[Stored records]
= = = = =

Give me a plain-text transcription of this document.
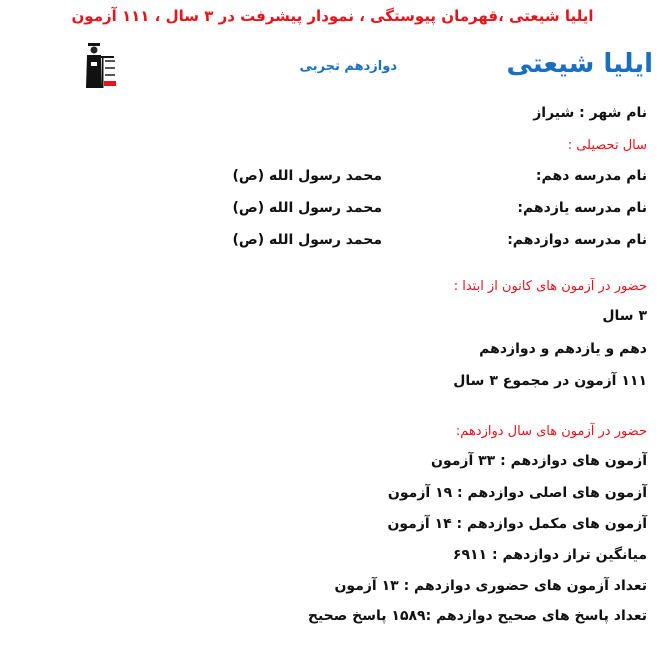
ایلیا شیعتی ،قهرمان پیوستگی ، نمودار پیشرفت در ۳ سال ، ۱۱۱ آزمون
ایلیا شیعتی
دوازدهم تجربی
نام شهر : شیراز
سال تحصیلی :
نام مدرسه دهم:
محمد رسول الله (ص)
نام مدرسه یازدهم:
محمد رسول الله (ص)
نام مدرسه دوازدهم:
محمد رسول الله (ص)
حضور در آزمون های کانون از ابتدا :
۳ سال
دهم و یازدهم و دوازدهم
۱۱۱ آزمون در مجموع ۳ سال
حضور در آزمون های سال دوازدهم:
آزمون های دوازدهم : ۳۳ آزمون
آزمون های اصلی دوازدهم : ۱۹ آزمون
آزمون های مکمل دوازدهم : ۱۴ آزمون
میانگین تراز دوازدهم : ۶۹۱۱
تعداد آزمون های حضوری دوازدهم : ۱۳ آزمون
تعداد پاسخ های صحیح دوازدهم :۱۵۸۹ پاسخ صحیح
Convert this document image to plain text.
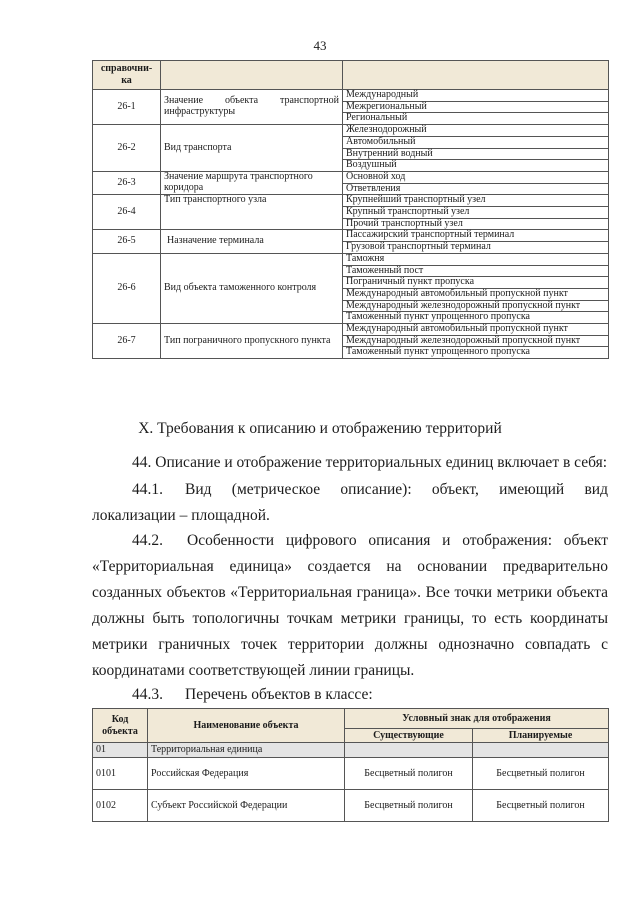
43
справочни-ка		
26-1	Значение объекта транспортной инфраструктуры	Международный
		Межрегиональный
		Региональный
26-2	Вид транспорта	Железнодорожный
		Автомобильный
		Внутренний водный
		Воздушный
26-3	Значение маршрута транспортного коридора	Основной ход
		Ответвления
26-4	Тип транспортного узла	Крупнейший транспортный узел
		Крупный транспортный узел
		Прочий транспортный узел
26-5	Назначение терминала	Пассажирский транспортный терминал
		Грузовой транспортный терминал
26-6	Вид объекта таможенного контроля	Таможня
		Таможенный пост
		Пограничный пункт пропуска
		Международный автомобильный пропускной пункт
		Международный железнодорожный пропускной пункт
		Таможенный пункт упрощенного пропуска
26-7	Тип пограничного пропускного пункта	Международный автомобильный пропускной пункт
		Международный железнодорожный пропускной пункт
		Таможенный пункт упрощенного пропуска
X. Требования к описанию и отображению территорий
44. Описание и отображение территориальных единиц включает в себя:
44.1. Вид (метрическое описание): объект, имеющий вид локализации – площадной.
44.2. Особенности цифрового описания и отображения: объект «Территориальная единица» создается на основании предварительно созданных объектов «Территориальная граница». Все точки метрики объекта должны быть топологичны точкам метрики границы, то есть координаты метрики граничных точек территории должны однозначно совпадать с координатами соответствующей линии границы.
44.3. Перечень объектов в классе:
Код объекта	Наименование объекта	Условный знак для отображения	
		Существующие	Планируемые
01	Территориальная единица		
0101	Российская Федерация	Бесцветный полигон	Бесцветный полигон
0102	Субъект Российской Федерации	Бесцветный полигон	Бесцветный полигон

= = = = =

EXERCISE BRIEF =>
Quote every entry exactly, with the pictures omitted.

RESULT OF THE TASK =>
Give me a plain-text transcription of this document.
ایلیا شیعتی ،قهرمان پیوستگی ، نمودار پیشرفت در ۳ سال ، ۱۱۱ آزمون
ایلیا شیعتی
دوازدهم تجربی
نام شهر : شیراز
سال تحصیلی :
نام مدرسه دهم:
محمد رسول الله (ص)
نام مدرسه یازدهم:
محمد رسول الله (ص)
نام مدرسه دوازدهم:
محمد رسول الله (ص)
حضور در آزمون های کانون از ابتدا :
۳ سال
دهم و یازدهم و دوازدهم
۱۱۱ آزمون در مجموع ۳ سال
حضور در آزمون های سال دوازدهم:
آزمون های دوازدهم : ۳۳ آزمون
آزمون های اصلی دوازدهم : ۱۹ آزمون
آزمون های مکمل دوازدهم : ۱۴ آزمون
میانگین تراز دوازدهم : ۶۹۱۱
تعداد آزمون های حضوری دوازدهم : ۱۳ آزمون
تعداد پاسخ های صحیح دوازدهم :۱۵۸۹ پاسخ صحیح
Convert this document image to plain text.
43
справочни-ка		
26-1	Значение объекта транспортной инфраструктуры	Международный
		Межрегиональный
		Региональный
26-2	Вид транспорта	Железнодорожный
		Автомобильный
		Внутренний водный
		Воздушный
26-3	Значение маршрута транспортного коридора	Основной ход
		Ответвления
26-4	Тип транспортного узла	Крупнейший транспортный узел
		Крупный транспортный узел
		Прочий транспортный узел
26-5	Назначение терминала	Пассажирский транспортный терминал
		Грузовой транспортный терминал
26-6	Вид объекта таможенного контроля	Таможня
		Таможенный пост
		Пограничный пункт пропуска
		Международный автомобильный пропускной пункт
		Международный железнодорожный пропускной пункт
		Таможенный пункт упрощенного пропуска
26-7	Тип пограничного пропускного пункта	Международный автомобильный пропускной пункт
		Международный железнодорожный пропускной пункт
		Таможенный пункт упрощенного пропуска
X. Требования к описанию и отображению территорий
44. Описание и отображение территориальных единиц включает в себя:
44.1. Вид (метрическое описание): объект, имеющий вид локализации – площадной.
44.2. Особенности цифрового описания и отображения: объект «Территориальная единица» создается на основании предварительно созданных объектов «Территориальная граница». Все точки метрики объекта должны быть топологичны точкам метрики границы, то есть координаты метрики граничных точек территории должны однозначно совпадать с координатами соответствующей линии границы.
44.3. Перечень объектов в классе:
Код объекта	Наименование объекта	Условный знак для отображения	
		Существующие	Планируемые
01	Территориальная единица		
0101	Российская Федерация	Бесцветный полигон	Бесцветный полигон
0102	Субъект Российской Федерации	Бесцветный полигон	Бесцветный полигон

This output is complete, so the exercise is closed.